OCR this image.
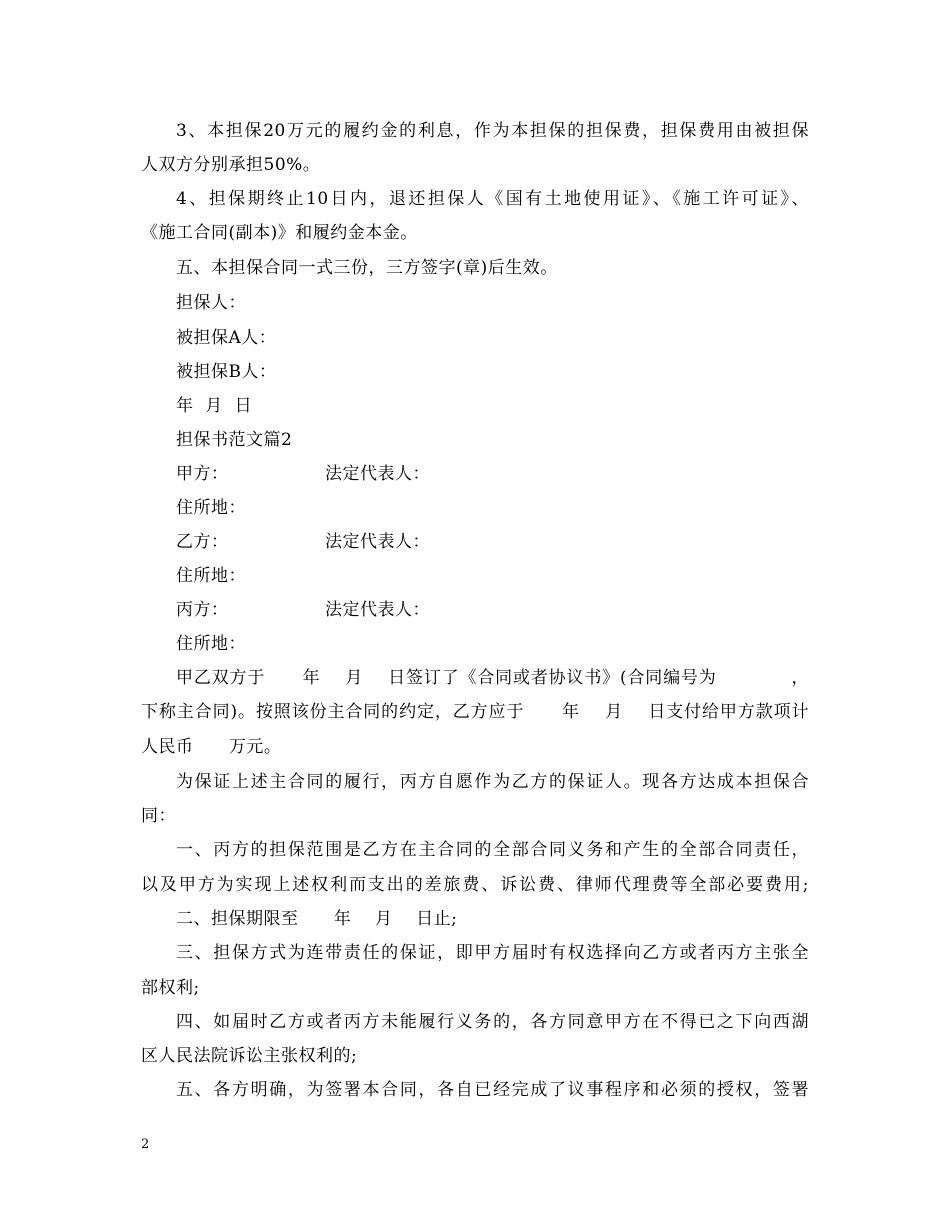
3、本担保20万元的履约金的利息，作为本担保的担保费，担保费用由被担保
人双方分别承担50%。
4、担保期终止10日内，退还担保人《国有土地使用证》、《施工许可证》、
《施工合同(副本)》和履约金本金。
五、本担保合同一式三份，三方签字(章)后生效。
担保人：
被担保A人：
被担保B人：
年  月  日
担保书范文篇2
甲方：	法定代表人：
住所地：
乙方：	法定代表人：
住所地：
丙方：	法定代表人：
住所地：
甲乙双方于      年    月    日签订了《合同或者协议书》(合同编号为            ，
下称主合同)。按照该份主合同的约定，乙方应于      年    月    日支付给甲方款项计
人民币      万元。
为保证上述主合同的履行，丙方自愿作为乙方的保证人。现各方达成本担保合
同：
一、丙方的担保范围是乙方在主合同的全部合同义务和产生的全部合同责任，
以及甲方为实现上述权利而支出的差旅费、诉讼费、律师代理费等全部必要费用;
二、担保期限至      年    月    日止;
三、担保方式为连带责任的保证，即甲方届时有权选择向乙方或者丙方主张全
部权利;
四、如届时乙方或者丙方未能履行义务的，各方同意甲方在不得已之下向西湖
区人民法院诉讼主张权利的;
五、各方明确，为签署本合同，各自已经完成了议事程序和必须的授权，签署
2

════════════════

_Exercise brief:_ Repeat the listing in full and exactly. Do not include any images.

_Final result:_
OCR this image.
3、本担保20万元的履约金的利息，作为本担保的担保费，担保费用由被担保
人双方分别承担50%。
4、担保期终止10日内，退还担保人《国有土地使用证》、《施工许可证》、
《施工合同(副本)》和履约金本金。
五、本担保合同一式三份，三方签字(章)后生效。
担保人：
被担保A人：
被担保B人：
年  月  日
担保书范文篇2
甲方：	法定代表人：
住所地：
乙方：	法定代表人：
住所地：
丙方：	法定代表人：
住所地：
甲乙双方于      年    月    日签订了《合同或者协议书》(合同编号为            ，
下称主合同)。按照该份主合同的约定，乙方应于      年    月    日支付给甲方款项计
人民币      万元。
为保证上述主合同的履行，丙方自愿作为乙方的保证人。现各方达成本担保合
同：
一、丙方的担保范围是乙方在主合同的全部合同义务和产生的全部合同责任，
以及甲方为实现上述权利而支出的差旅费、诉讼费、律师代理费等全部必要费用;
二、担保期限至      年    月    日止;
三、担保方式为连带责任的保证，即甲方届时有权选择向乙方或者丙方主张全
部权利;
四、如届时乙方或者丙方未能履行义务的，各方同意甲方在不得已之下向西湖
区人民法院诉讼主张权利的;
五、各方明确，为签署本合同，各自已经完成了议事程序和必须的授权，签署
2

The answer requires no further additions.